PAGE:
begin

TL;DR version: strikeouts do matter, but probably not in the way most people think. The average value of a productive out isn't that high. Hitters can still be productive, even if they strike out a good bit. Hitters that don't strike out a lot can be unproductive.

Long version:

“Strikeouts don’t matter”.

These three words to come out of the sabermetric analytic revolution are probably the most misunderstood when it comes to evaluating the performance of hitters. It’s become a certainty with some of the analytically-inclined, taken at face value. To the rest of the baseball world though, it’s preposterous. Of course strikeouts matter. If you’re a Braves fan, all you really need to do it point to B.J. Upton and say “if strikeouts don’t matter than this guy is an All-Star.”

As so often the case, this is a nuanced idea that over time has gotten whittled down to shorthand. Proponents don’t explain it very well. Opponents use it as a punch line for everything wrong with advanced analytics.

So what is the deal?

First, I want to set the groundwork by stating some important facts. These are not controversial, and should be understood by anyone who watches the game.

· The purpose of the offense is to score runs.

end

DIRECTION:
List each statement that makes up the TL;DR version of the strikeout article.

GIVEN DATA:

begin

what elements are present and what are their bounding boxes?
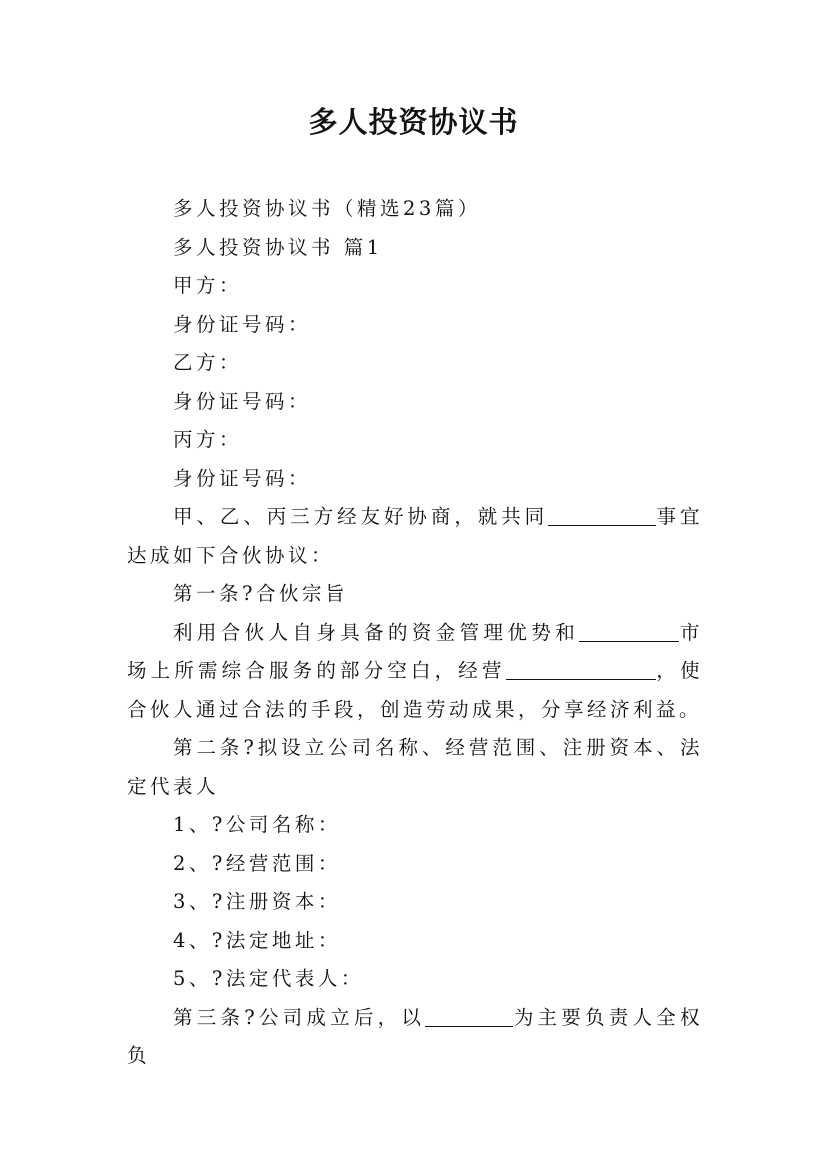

end

COMPLETE RESPONSE:
- Strikeouts do matter, but probably not in the way most people think.
- The average value of a productive out isn't that high.
- Hitters can still be productive, even if they strike out a good bit.
- Hitters that don't strike out a lot can be unproductive.